## START STORED DATA

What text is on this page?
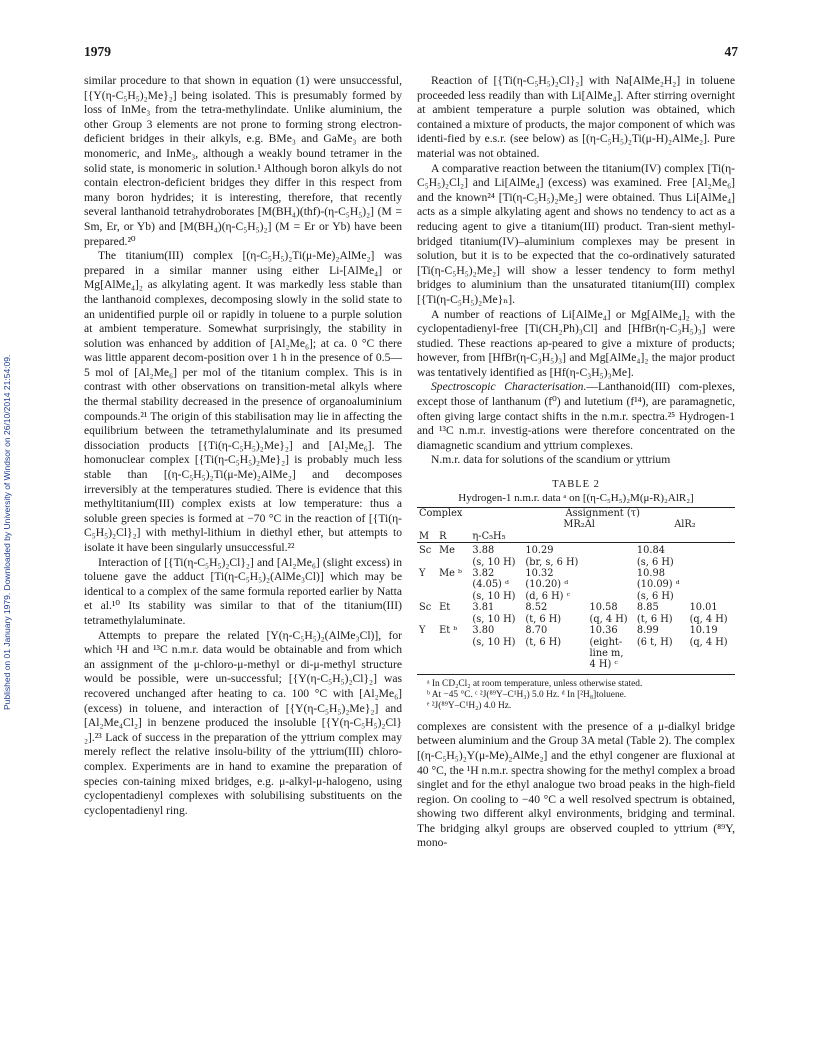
1979	47
Published on 01 January 1979. Downloaded by University of Windsor on 26/10/2014 21:54:09.

similar procedure to that shown in equation (1) were unsuccessful, [{Y(η-C₅H₅)₂Me}₂] being isolated. This is presumably formed by loss of InMe₃ from the tetra-methylindate. Unlike aluminium, the other Group 3 elements are not prone to forming strong electron-deficient bridges in their alkyls, e.g. BMe₃ and GaMe₃ are both monomeric, and InMe₃, although a weakly bound tetramer in the solid state, is monomeric in solution.¹ Although boron alkyls do not contain electron-deficient bridges they differ in this respect from many boron hydrides; it is interesting, therefore, that recently several lanthanoid tetrahydroborates [M(BH₄)(thf)-(η-C₅H₅)₂] (M = Sm, Er, or Yb) and [M(BH₄)(η-C₅H₅)₂] (M = Er or Yb) have been prepared.²⁰

The titanium(III) complex [(η-C₅H₅)₂Ti(μ-Me)₂AlMe₂] was prepared in a similar manner using either Li-[AlMe₄] or Mg[AlMe₄]₂ as alkylating agent. It was markedly less stable than the lanthanoid complexes, decomposing slowly in the solid state to an unidentified purple oil or rapidly in toluene to a purple solution at ambient temperature. Somewhat surprisingly, the stability in solution was enhanced by addition of [Al₂Me₆]; at ca. 0 °C there was little apparent decom-position over 1 h in the presence of 0.5—5 mol of [Al₂Me₆] per mol of the titanium complex. This is in contrast with other observations on transition-metal alkyls where the thermal stability decreased in the presence of organoaluminium compounds.²¹ The origin of this stabilisation may lie in affecting the equilibrium between the tetramethylaluminate and its presumed dissociation products [{Ti(η-C₅H₅)₂Me}₂] and [Al₂Me₆]. The homonuclear complex [{Ti(η-C₅H₅)₂Me}₂] is probably much less stable than [(η-C₅H₅)₂Ti(μ-Me)₂AlMe₂] and decomposes irreversibly at the temperatures studied. There is evidence that this methyltitanium(III) complex exists at low temperature: thus a soluble green species is formed at −70 °C in the reaction of [{Ti(η-C₅H₅)₂Cl}₂] with methyl-lithium in diethyl ether, but attempts to isolate it have been singularly unsuccessful.²²

Interaction of [{Ti(η-C₅H₅)₂Cl}₂] and [Al₂Me₆] (slight excess) in toluene gave the adduct [Ti(η-C₅H₅)₂(AlMe₃Cl)] which may be identical to a complex of the same formula reported earlier by Natta et al.¹⁰ Its stability was similar to that of the titanium(III) tetramethylaluminate.

Attempts to prepare the related [Y(η-C₅H₅)₂(AlMe₃Cl)], for which ¹H and ¹³C n.m.r. data would be obtainable and from which an assignment of the μ-chloro-μ-methyl or di-μ-methyl structure would be possible, were un-successful; [{Y(η-C₅H₅)₂Cl}₂] was recovered unchanged after heating to ca. 100 °C with [Al₂Me₆] (excess) in toluene, and interaction of [{Y(η-C₅H₅)₂Me}₂] and [Al₂Me₄Cl₂] in benzene produced the insoluble [{Y(η-C₅H₅)₂Cl}₂].²³ Lack of success in the preparation of the yttrium complex may merely reflect the relative insolu-bility of the yttrium(III) chloro-complex. Experiments are in hand to examine the preparation of species con-taining mixed bridges, e.g. μ-alkyl-μ-halogeno, using cyclopentadienyl complexes with solubilising substituents on the cyclopentadienyl ring.

Reaction of [{Ti(η-C₅H₅)₂Cl}₂] with Na[AlMe₂H₂] in toluene proceeded less readily than with Li[AlMe₄]. After stirring overnight at ambient temperature a purple solution was obtained, which contained a mixture of products, the major component of which was identi-fied by e.s.r. (see below) as [(η-C₅H₅)₂Ti(μ-H)₂AlMe₂]. Pure material was not obtained.

A comparative reaction between the titanium(IV) complex [Ti(η-C₅H₅)₂Cl₂] and Li[AlMe₄] (excess) was examined. Free [Al₂Me₆] and the known²⁴ [Ti(η-C₅H₅)₂Me₂] were obtained. Thus Li[AlMe₄] acts as a simple alkylating agent and shows no tendency to act as a reducing agent to give a titanium(III) product. Tran-sient methyl-bridged titanium(IV)–aluminium complexes may be present in solution, but it is to be expected that the co-ordinatively saturated [Ti(η-C₅H₅)₂Me₂] will show a lesser tendency to form methyl bridges to aluminium than the unsaturated titanium(III) complex [{Ti(η-C₅H₅)₂Me}ₙ].

A number of reactions of Li[AlMe₄] or Mg[AlMe₄]₂ with the cyclopentadienyl-free [Ti(CH₂Ph)₃Cl] and [HfBr(η-C₃H₅)₃] were studied. These reactions ap-peared to give a mixture of products; however, from [HfBr(η-C₃H₅)₃] and Mg[AlMe₄]₂ the major product was tentatively identified as [Hf(η-C₃H₅)₃Me].

Spectroscopic Characterisation.—Lanthanoid(III) com-plexes, except those of lanthanum (f⁰) and lutetium (f¹⁴), are paramagnetic, often giving large contact shifts in the n.m.r. spectra.²⁵ Hydrogen-1 and ¹³C n.m.r. investig-ations were therefore concentrated on the diamagnetic scandium and yttrium complexes.

N.m.r. data for solutions of the scandium or yttrium

TABLE 2
Hydrogen-1 n.m.r. data ᵃ on [(η-C₅H₅)₂M(μ-R)₂AlR₂]
Complex		Assignment (τ)				
			MR₂Al		AlR₂	
M	R	η-C₅H₅				
Sc	Me	3.88	10.29		10.84	
		(s, 10 H)	(br, s, 6 H)		(s, 6 H)	
Y	Me ᵇ	3.82	10.32		10.98	
		(4.05) ᵈ	(10.20) ᵈ		(10.09) ᵈ	
		(s, 10 H)	(d, 6 H) ᶜ		(s, 6 H)	
Sc	Et	3.81	8.52	10.58	8.85	10.01
		(s, 10 H)	(t, 6 H)	(q, 4 H)	(t, 6 H)	(q, 4 H)
Y	Et ᵇ	3.80	8.70	10.36	8.99	10.19
		(s, 10 H)	(t, 6 H)	(eight-	(6 t, H)	(q, 4 H)
				line m,		
				4 H) ᶜ		
ᵃ In CD₂Cl₂ at room temperature, unless otherwise stated.
ᵇ At −45 °C. ᶜ ²J(⁸⁹Y–C¹H₃) 5.0 Hz. ᵈ In [²H₈]toluene.
ᵉ ²J(⁸⁹Y–C¹H₂) 4.0 Hz.

complexes are consistent with the presence of a μ-dialkyl bridge between aluminium and the Group 3A metal (Table 2). The complex [(η-C₅H₅)₂Y(μ-Me)₂AlMe₂] and the ethyl congener are fluxional at 40 °C, the ¹H n.m.r. spectra showing for the methyl complex a broad singlet and for the ethyl analogue two broad peaks in the high-field region. On cooling to −40 °C a well resolved spectrum is obtained, showing two different alkyl environments, bridging and terminal. The bridging alkyl groups are observed coupled to yttrium (⁸⁹Y, mono-
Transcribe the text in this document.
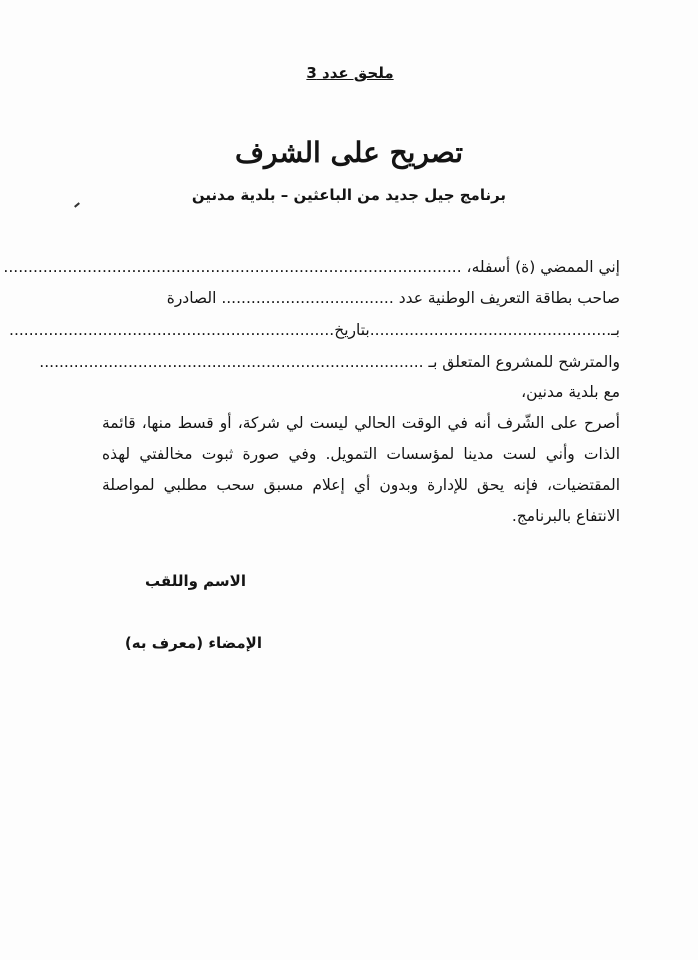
ملحق عدد 3
تصريح على الشرف
برنامج جيل جديد من الباعثين – بلدية مدنين
إني الممضي (ة) أسفله، .............................................................................................
صاحب بطاقة التعريف الوطنية عدد ................................... الصادرة
بـ.................................................بتاريخ..................................................................
والمترشح للمشروع المتعلق بـ ..............................................................................
مع بلدية مدنين،
أصرح على الشّرف أنه في الوقت الحالي ليست لي شركة، أو قسط منها، قائمة الذات وأني لست مدينا لمؤسسات التمويل. وفي صورة ثبوت مخالفتي لهذه المقتضيات، فإنه يحق للإدارة وبدون أي إعلام مسبق سحب مطلبي لمواصلة الانتفاع بالبرنامج.
الاسم واللقب
الإمضاء (معرف به)
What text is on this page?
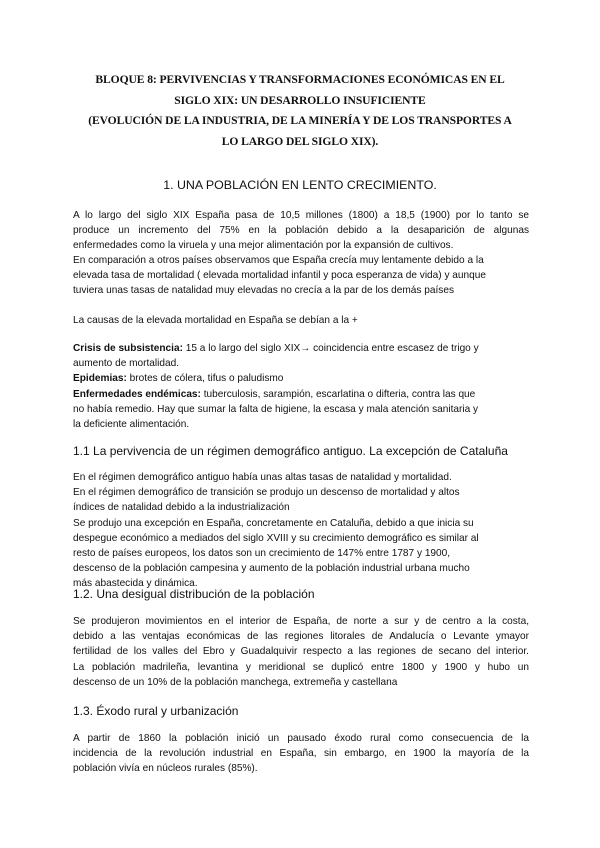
BLOQUE 8: PERVIVENCIAS Y TRANSFORMACIONES ECONÓMICAS EN EL
SIGLO XIX: UN DESARROLLO INSUFICIENTE
(EVOLUCIÓN DE LA INDUSTRIA, DE LA MINERÍA Y DE LOS TRANSPORTES A
LO LARGO DEL SIGLO XIX).
1. UNA POBLACIÓN EN LENTO CRECIMIENTO.
A lo largo del siglo XIX España pasa de 10,5 millones (1800) a 18,5 (1900) por lo tanto se
produce un incremento del 75% en la población debido a la desaparición de algunas
enfermedades como la viruela y una mejor alimentación por la expansión de cultivos.
En comparación a otros países observamos que España crecía muy lentamente debido a la
elevada tasa de mortalidad ( elevada mortalidad infantil y poca esperanza de vida) y aunque
tuviera unas tasas de natalidad muy elevadas no crecía a la par de los demás países
La causas de la elevada mortalidad en España se debían a la +
Crisis de subsistencia: 15 a lo largo del siglo XIX→ coincidencia entre escasez de trigo y
aumento de mortalidad.
Epidemias: brotes de cólera, tifus o paludismo
Enfermedades endémicas: tuberculosis, sarampión, escarlatina o difteria, contra las que
no había remedio. Hay que sumar la falta de higiene, la escasa y mala atención sanitaria y
la deficiente alimentación.
1.1 La pervivencia de un régimen demográfico antiguo. La excepción de Cataluña
En el régimen demográfico antiguo había unas altas tasas de natalidad y mortalidad.
En el régimen demográfico de transición se produjo un descenso de mortalidad y altos
índices de natalidad debido a la industrialización
Se produjo una excepción en España, concretamente en Cataluña, debido a que inicia su
despegue económico a mediados del siglo XVIII y su crecimiento demográfico es similar al
resto de países europeos, los datos son un crecimiento de 147% entre 1787 y 1900,
descenso de la población campesina y aumento de la población industrial urbana mucho
más abastecida y dinámica.
1.2. Una desigual distribución de la población
Se produjeron movimientos en el interior de España, de norte a sur y de centro a la costa,
debido a las ventajas económicas de las regiones litorales de Andalucía o Levante ymayor
fertilidad de los valles del Ebro y Guadalquivir respecto a las regiones de secano del interior.
La población madrileña, levantina y meridional se duplicó entre 1800 y 1900 y hubo un
descenso de un 10% de la población manchega, extremeña y castellana
1.3. Éxodo rural y urbanización
A partir de 1860 la población inició un pausado éxodo rural como consecuencia de la
incidencia de la revolución industrial en España, sin embargo, en 1900 la mayoría de la
población vivía en núcleos rurales (85%).
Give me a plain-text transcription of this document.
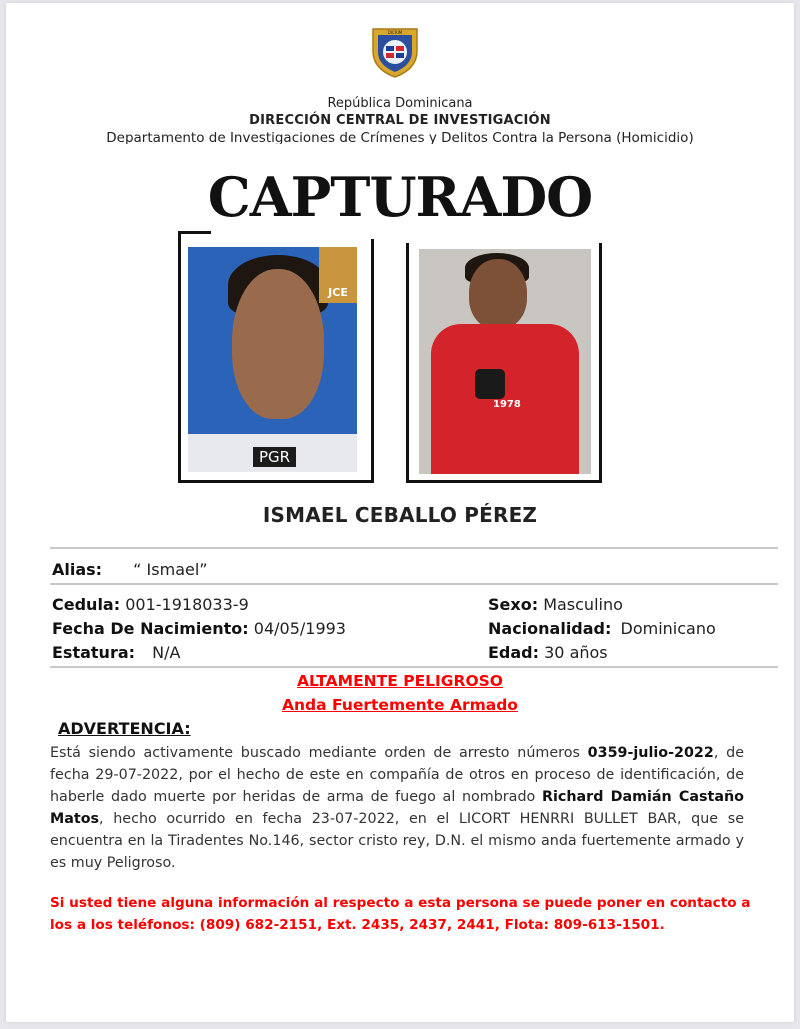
DICRIM
República Dominicana
DIRECCIÓN CENTRAL DE INVESTIGACIÓN
Departamento de Investigaciones de Crímenes y Delitos Contra la Persona (Homicidio)
CAPTURADO
JCE
PGR
1978
ISMAEL CEBALLO PÉREZ
Alias: “ Ismael”
Cedula: 001-1918033-9
Fecha De Nacimiento: 04/05/1993
Estatura: N/A
Sexo: Masculino
Nacionalidad: Dominicano
Edad: 30 años
ALTAMENTE PELIGROSO
Anda Fuertemente Armado
ADVERTENCIA:
Está siendo activamente buscado mediante orden de arresto números 0359-julio-2022, de fecha 29-07-2022, por el hecho de este en compañía de otros en proceso de identificación, de haberle dado muerte por heridas de arma de fuego al nombrado Richard Damián Castaño Matos, hecho ocurrido en fecha 23-07-2022, en el LICORT HENRRI BULLET BAR, que se encuentra en la Tiradentes No.146, sector cristo rey, D.N. el mismo anda fuertemente armado y es muy Peligroso.
Si usted tiene alguna información al respecto a esta persona se puede poner en contacto a los a los teléfonos: (809) 682-2151, Ext. 2435, 2437, 2441, Flota: 809-613-1501.
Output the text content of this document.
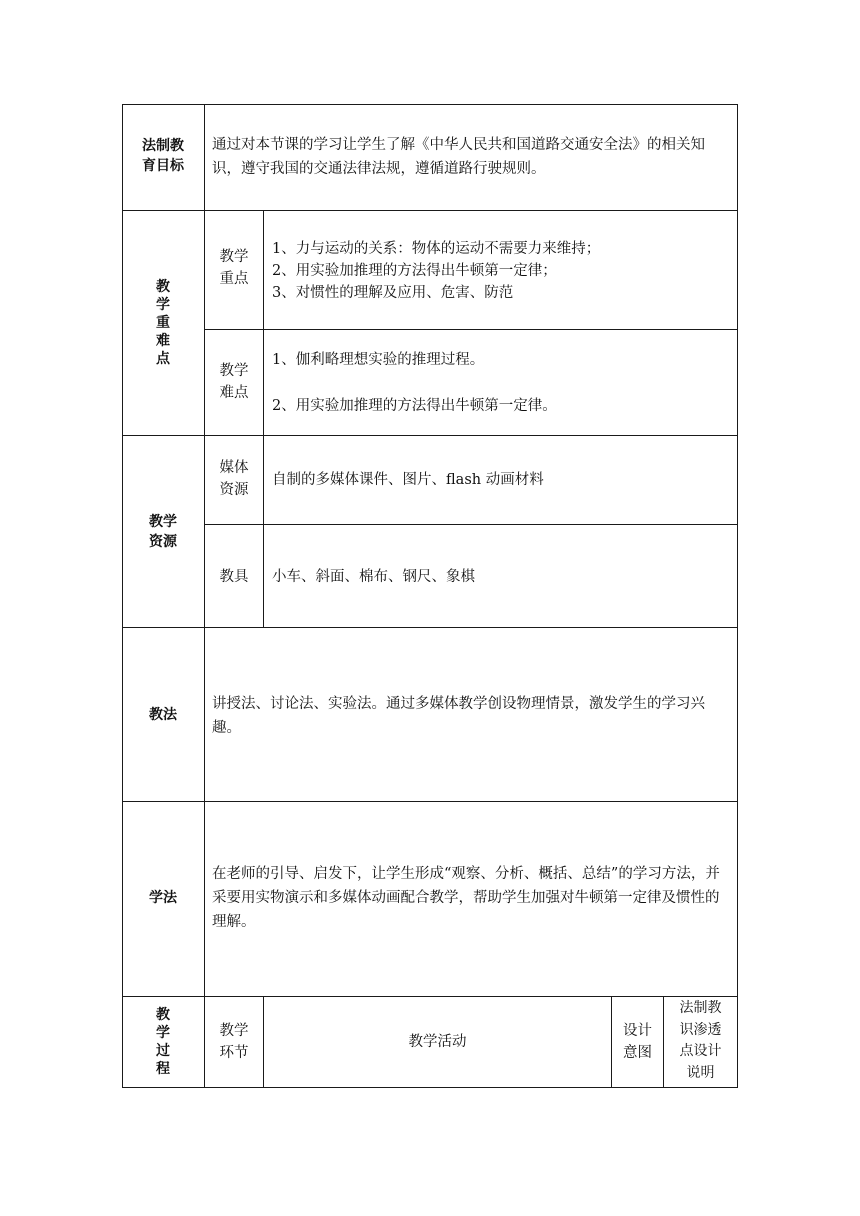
法制教
育目标
通过对本节课的学习让学生了解《中华人民共和国道路交通安全法》的相关知识，遵守我国的交通法律法规，遵循道路行驶规则。
教
学
重
难
点
教学
重点
1、力与运动的关系：物体的运动不需要力来维持；
2、用实验加推理的方法得出牛顿第一定律；
3、对惯性的理解及应用、危害、防范
教学
难点
1、伽利略理想实验的推理过程。
2、用实验加推理的方法得出牛顿第一定律。
教学
资源
媒体
资源
自制的多媒体课件、图片、flash 动画材料
教具	小车、斜面、棉布、钢尺、象棋
教法
讲授法、讨论法、实验法。通过多媒体教学创设物理情景，激发学生的学习兴趣。
学法
在老师的引导、启发下，让学生形成“观察、分析、概括、总结”的学习方法，并采要用实物演示和多媒体动画配合教学，帮助学生加强对牛顿第一定律及惯性的理解。
教
学
过
程
教学
环节
教学活动
设计
意图
法制教
识渗透
点设计
说明
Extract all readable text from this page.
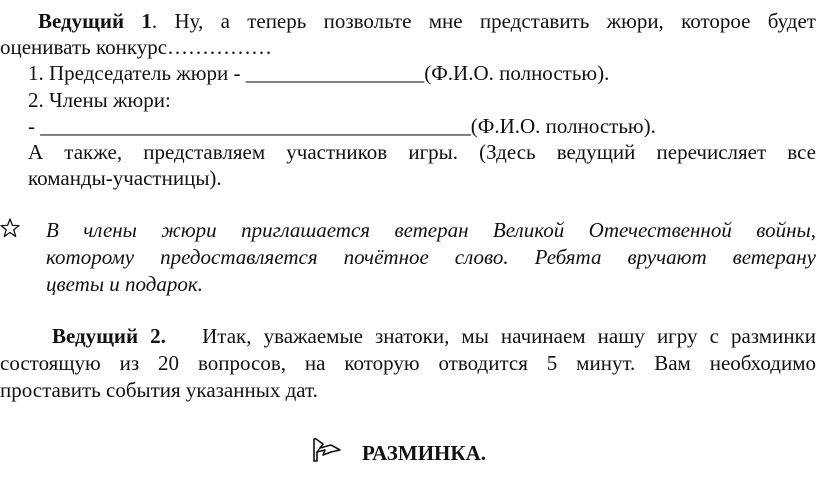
Ведущий 1. Ну, а теперь позвольте мне представить жюри, которое будет
оценивать конкурс……………
1. Председатель жюри - _________________(Ф.И.О. полностью).
2. Члены жюри:
- _________________________________________(Ф.И.О. полностью).
А также, представляем участников игры. (Здесь ведущий перечисляет все
команды-участницы).
В члены жюри приглашается ветеран Великой Отечественной войны,
которому предоставляется почётное слово. Ребята вручают ветерану
цветы и подарок.
Ведущий 2. Итак, уважаемые знатоки, мы начинаем нашу игру с разминки
состоящую из 20 вопросов, на которую отводится 5 минут. Вам необходимо
проставить события указанных дат.
РАЗМИНКА.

## END STORED DATA

* **EXERCISE GOAL**
List each line holding the string "excepción".

* **OUTPUT OF THE TASK**
1.1 La pervivencia de un régimen demográfico antiguo. La excepción de Cataluña
Se produjo una excepción en España, concretamente en Cataluña, debido a que inicia su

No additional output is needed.